Set down all of the data exactly as it appears.

● ● ●

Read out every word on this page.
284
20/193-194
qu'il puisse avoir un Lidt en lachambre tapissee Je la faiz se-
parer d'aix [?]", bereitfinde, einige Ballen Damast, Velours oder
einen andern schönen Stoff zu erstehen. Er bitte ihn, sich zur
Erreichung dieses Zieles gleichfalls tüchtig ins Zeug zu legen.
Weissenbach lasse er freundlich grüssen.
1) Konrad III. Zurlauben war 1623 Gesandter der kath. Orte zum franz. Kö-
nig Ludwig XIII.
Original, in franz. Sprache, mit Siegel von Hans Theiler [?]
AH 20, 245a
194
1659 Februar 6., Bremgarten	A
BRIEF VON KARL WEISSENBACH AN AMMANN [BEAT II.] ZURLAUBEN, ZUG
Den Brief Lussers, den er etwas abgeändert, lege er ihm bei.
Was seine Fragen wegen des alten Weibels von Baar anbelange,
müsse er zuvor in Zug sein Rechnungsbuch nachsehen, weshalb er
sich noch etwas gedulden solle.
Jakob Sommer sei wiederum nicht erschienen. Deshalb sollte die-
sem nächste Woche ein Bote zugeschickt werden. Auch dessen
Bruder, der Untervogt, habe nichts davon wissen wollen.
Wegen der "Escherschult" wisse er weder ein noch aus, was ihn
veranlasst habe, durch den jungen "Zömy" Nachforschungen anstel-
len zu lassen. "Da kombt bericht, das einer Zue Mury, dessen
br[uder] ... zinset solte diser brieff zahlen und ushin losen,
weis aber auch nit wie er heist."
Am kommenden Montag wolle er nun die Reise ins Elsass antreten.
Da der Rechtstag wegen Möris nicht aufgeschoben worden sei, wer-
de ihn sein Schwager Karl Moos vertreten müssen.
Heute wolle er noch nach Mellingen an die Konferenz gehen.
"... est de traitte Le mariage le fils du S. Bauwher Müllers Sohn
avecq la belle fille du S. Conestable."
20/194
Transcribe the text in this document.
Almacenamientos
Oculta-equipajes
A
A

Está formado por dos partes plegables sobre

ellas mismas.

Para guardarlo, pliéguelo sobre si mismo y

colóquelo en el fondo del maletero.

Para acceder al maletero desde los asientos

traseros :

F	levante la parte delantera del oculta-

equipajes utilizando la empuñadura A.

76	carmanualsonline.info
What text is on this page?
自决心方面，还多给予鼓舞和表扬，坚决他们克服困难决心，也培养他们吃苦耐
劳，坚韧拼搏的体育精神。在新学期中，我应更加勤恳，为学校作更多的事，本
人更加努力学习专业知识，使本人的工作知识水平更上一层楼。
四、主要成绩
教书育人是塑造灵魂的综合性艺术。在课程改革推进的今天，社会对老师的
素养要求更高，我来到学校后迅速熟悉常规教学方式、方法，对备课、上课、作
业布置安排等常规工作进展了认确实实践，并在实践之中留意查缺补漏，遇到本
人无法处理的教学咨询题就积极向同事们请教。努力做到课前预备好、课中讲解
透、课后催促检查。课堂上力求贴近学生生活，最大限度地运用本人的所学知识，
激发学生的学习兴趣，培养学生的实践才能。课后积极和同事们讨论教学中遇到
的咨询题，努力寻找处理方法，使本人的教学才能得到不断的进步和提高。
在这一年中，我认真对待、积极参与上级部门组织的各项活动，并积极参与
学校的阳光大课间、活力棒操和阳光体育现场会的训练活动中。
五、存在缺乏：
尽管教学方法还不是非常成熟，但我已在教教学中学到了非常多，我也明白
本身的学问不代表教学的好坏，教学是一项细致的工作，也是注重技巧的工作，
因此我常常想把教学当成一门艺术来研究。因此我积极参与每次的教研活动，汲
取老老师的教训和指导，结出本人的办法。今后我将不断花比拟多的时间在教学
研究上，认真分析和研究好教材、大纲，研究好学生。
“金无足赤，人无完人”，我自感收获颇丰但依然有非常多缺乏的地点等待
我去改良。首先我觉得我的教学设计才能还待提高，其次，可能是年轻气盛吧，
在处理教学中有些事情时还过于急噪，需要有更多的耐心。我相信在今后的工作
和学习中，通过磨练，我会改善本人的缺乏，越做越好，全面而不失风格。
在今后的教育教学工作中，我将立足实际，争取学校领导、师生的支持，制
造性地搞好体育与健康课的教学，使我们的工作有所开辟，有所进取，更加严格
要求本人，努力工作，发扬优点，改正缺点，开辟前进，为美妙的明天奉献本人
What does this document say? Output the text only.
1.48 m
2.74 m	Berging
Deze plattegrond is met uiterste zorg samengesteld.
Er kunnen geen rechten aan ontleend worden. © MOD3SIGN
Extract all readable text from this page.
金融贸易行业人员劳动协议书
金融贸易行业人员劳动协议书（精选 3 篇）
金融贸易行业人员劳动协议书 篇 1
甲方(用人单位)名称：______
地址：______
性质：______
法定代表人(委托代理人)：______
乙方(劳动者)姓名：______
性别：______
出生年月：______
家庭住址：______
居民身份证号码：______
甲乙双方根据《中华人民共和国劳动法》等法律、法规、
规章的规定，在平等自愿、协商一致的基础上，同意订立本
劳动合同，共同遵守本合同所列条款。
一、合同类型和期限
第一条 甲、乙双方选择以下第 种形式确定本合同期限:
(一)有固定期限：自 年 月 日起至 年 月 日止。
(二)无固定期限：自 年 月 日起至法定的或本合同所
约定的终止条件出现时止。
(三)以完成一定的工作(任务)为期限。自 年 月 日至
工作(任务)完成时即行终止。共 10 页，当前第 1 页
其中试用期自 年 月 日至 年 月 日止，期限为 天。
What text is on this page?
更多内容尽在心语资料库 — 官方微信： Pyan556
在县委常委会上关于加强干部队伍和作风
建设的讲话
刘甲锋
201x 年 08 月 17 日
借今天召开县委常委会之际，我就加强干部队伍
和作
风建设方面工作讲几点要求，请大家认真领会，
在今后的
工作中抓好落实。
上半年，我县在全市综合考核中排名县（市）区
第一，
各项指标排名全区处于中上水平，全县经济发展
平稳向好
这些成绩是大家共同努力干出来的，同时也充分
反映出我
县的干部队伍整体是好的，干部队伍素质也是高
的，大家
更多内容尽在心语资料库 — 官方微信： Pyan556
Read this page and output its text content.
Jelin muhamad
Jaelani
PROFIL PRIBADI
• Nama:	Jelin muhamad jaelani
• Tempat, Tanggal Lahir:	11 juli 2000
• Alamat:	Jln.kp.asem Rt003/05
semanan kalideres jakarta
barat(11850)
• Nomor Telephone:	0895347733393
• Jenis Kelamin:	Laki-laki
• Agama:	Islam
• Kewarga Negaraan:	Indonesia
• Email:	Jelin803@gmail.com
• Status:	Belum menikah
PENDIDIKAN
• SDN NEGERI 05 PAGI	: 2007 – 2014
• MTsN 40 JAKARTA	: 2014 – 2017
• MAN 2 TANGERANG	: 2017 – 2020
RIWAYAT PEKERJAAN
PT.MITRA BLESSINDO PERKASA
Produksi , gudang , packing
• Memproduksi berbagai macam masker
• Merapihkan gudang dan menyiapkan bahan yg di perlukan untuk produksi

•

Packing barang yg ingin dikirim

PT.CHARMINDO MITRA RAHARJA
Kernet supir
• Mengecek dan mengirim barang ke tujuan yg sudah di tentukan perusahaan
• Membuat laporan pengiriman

● ● ●

Written response:
Read out every word on this page.
284
20/193-194
qu'il puisse avoir un Lidt en lachambre tapissee Je la faiz se-
parer d'aix [?]", bereitfinde, einige Ballen Damast, Velours oder
einen andern schönen Stoff zu erstehen. Er bitte ihn, sich zur
Erreichung dieses Zieles gleichfalls tüchtig ins Zeug zu legen.
Weissenbach lasse er freundlich grüssen.
1) Konrad III. Zurlauben war 1623 Gesandter der kath. Orte zum franz. Kö-
nig Ludwig XIII.
Original, in franz. Sprache, mit Siegel von Hans Theiler [?]
AH 20, 245a
194
1659 Februar 6., Bremgarten	A
BRIEF VON KARL WEISSENBACH AN AMMANN [BEAT II.] ZURLAUBEN, ZUG
Den Brief Lussers, den er etwas abgeändert, lege er ihm bei.
Was seine Fragen wegen des alten Weibels von Baar anbelange,
müsse er zuvor in Zug sein Rechnungsbuch nachsehen, weshalb er
sich noch etwas gedulden solle.
Jakob Sommer sei wiederum nicht erschienen. Deshalb sollte die-
sem nächste Woche ein Bote zugeschickt werden. Auch dessen
Bruder, der Untervogt, habe nichts davon wissen wollen.
Wegen der "Escherschult" wisse er weder ein noch aus, was ihn
veranlasst habe, durch den jungen "Zömy" Nachforschungen anstel-
len zu lassen. "Da kombt bericht, das einer Zue Mury, dessen
br[uder] ... zinset solte diser brieff zahlen und ushin losen,
weis aber auch nit wie er heist."
Am kommenden Montag wolle er nun die Reise ins Elsass antreten.
Da der Rechtstag wegen Möris nicht aufgeschoben worden sei, wer-
de ihn sein Schwager Karl Moos vertreten müssen.
Heute wolle er noch nach Mellingen an die Konferenz gehen.
"... est de traitte Le mariage le fils du S. Bauwher Müllers Sohn
avecq la belle fille du S. Conestable."
20/194
Transcribe the text in this document.
Almacenamientos
Oculta-equipajes
A
A

Está formado por dos partes plegables sobre

ellas mismas.

Para guardarlo, pliéguelo sobre si mismo y

colóquelo en el fondo del maletero.

Para acceder al maletero desde los asientos

traseros :

F	levante la parte delantera del oculta-

equipajes utilizando la empuñadura A.

76	carmanualsonline.info
What text is on this page?
自决心方面，还多给予鼓舞和表扬，坚决他们克服困难决心，也培养他们吃苦耐
劳，坚韧拼搏的体育精神。在新学期中，我应更加勤恳，为学校作更多的事，本
人更加努力学习专业知识，使本人的工作知识水平更上一层楼。
四、主要成绩
教书育人是塑造灵魂的综合性艺术。在课程改革推进的今天，社会对老师的
素养要求更高，我来到学校后迅速熟悉常规教学方式、方法，对备课、上课、作
业布置安排等常规工作进展了认确实实践，并在实践之中留意查缺补漏，遇到本
人无法处理的教学咨询题就积极向同事们请教。努力做到课前预备好、课中讲解
透、课后催促检查。课堂上力求贴近学生生活，最大限度地运用本人的所学知识，
激发学生的学习兴趣，培养学生的实践才能。课后积极和同事们讨论教学中遇到
的咨询题，努力寻找处理方法，使本人的教学才能得到不断的进步和提高。
在这一年中，我认真对待、积极参与上级部门组织的各项活动，并积极参与
学校的阳光大课间、活力棒操和阳光体育现场会的训练活动中。
五、存在缺乏：
尽管教学方法还不是非常成熟，但我已在教教学中学到了非常多，我也明白
本身的学问不代表教学的好坏，教学是一项细致的工作，也是注重技巧的工作，
因此我常常想把教学当成一门艺术来研究。因此我积极参与每次的教研活动，汲
取老老师的教训和指导，结出本人的办法。今后我将不断花比拟多的时间在教学
研究上，认真分析和研究好教材、大纲，研究好学生。
“金无足赤，人无完人”，我自感收获颇丰但依然有非常多缺乏的地点等待
我去改良。首先我觉得我的教学设计才能还待提高，其次，可能是年轻气盛吧，
在处理教学中有些事情时还过于急噪，需要有更多的耐心。我相信在今后的工作
和学习中，通过磨练，我会改善本人的缺乏，越做越好，全面而不失风格。
在今后的教育教学工作中，我将立足实际，争取学校领导、师生的支持，制
造性地搞好体育与健康课的教学，使我们的工作有所开辟，有所进取，更加严格
要求本人，努力工作，发扬优点，改正缺点，开辟前进，为美妙的明天奉献本人
What does this document say? Output the text only.
1.48 m
2.74 m	Berging
Deze plattegrond is met uiterste zorg samengesteld.
Er kunnen geen rechten aan ontleend worden. © MOD3SIGN
Extract all readable text from this page.
金融贸易行业人员劳动协议书
金融贸易行业人员劳动协议书（精选 3 篇）
金融贸易行业人员劳动协议书 篇 1
甲方(用人单位)名称：______
地址：______
性质：______
法定代表人(委托代理人)：______
乙方(劳动者)姓名：______
性别：______
出生年月：______
家庭住址：______
居民身份证号码：______
甲乙双方根据《中华人民共和国劳动法》等法律、法规、
规章的规定，在平等自愿、协商一致的基础上，同意订立本
劳动合同，共同遵守本合同所列条款。
一、合同类型和期限
第一条 甲、乙双方选择以下第 种形式确定本合同期限:
(一)有固定期限：自 年 月 日起至 年 月 日止。
(二)无固定期限：自 年 月 日起至法定的或本合同所
约定的终止条件出现时止。
(三)以完成一定的工作(任务)为期限。自 年 月 日至
工作(任务)完成时即行终止。共 10 页，当前第 1 页
其中试用期自 年 月 日至 年 月 日止，期限为 天。
What text is on this page?
更多内容尽在心语资料库 — 官方微信： Pyan556
在县委常委会上关于加强干部队伍和作风
建设的讲话
刘甲锋
201x 年 08 月 17 日
借今天召开县委常委会之际，我就加强干部队伍
和作
风建设方面工作讲几点要求，请大家认真领会，
在今后的
工作中抓好落实。
上半年，我县在全市综合考核中排名县（市）区
第一，
各项指标排名全区处于中上水平，全县经济发展
平稳向好
这些成绩是大家共同努力干出来的，同时也充分
反映出我
县的干部队伍整体是好的，干部队伍素质也是高
的，大家
更多内容尽在心语资料库 — 官方微信： Pyan556
Read this page and output its text content.
Jelin muhamad
Jaelani
PROFIL PRIBADI
• Nama:	Jelin muhamad jaelani
• Tempat, Tanggal Lahir:	11 juli 2000
• Alamat:	Jln.kp.asem Rt003/05
semanan kalideres jakarta
barat(11850)
• Nomor Telephone:	0895347733393
• Jenis Kelamin:	Laki-laki
• Agama:	Islam
• Kewarga Negaraan:	Indonesia
• Email:	Jelin803@gmail.com
• Status:	Belum menikah
PENDIDIKAN
• SDN NEGERI 05 PAGI	: 2007 – 2014
• MTsN 40 JAKARTA	: 2014 – 2017
• MAN 2 TANGERANG	: 2017 – 2020
RIWAYAT PEKERJAAN
PT.MITRA BLESSINDO PERKASA
Produksi , gudang , packing
• Memproduksi berbagai macam masker
• Merapihkan gudang dan menyiapkan bahan yg di perlukan untuk produksi

•

Packing barang yg ingin dikirim

PT.CHARMINDO MITRA RAHARJA
Kernet supir
• Mengecek dan mengirim barang ke tujuan yg sudah di tentukan perusahaan
• Membuat laporan pengiriman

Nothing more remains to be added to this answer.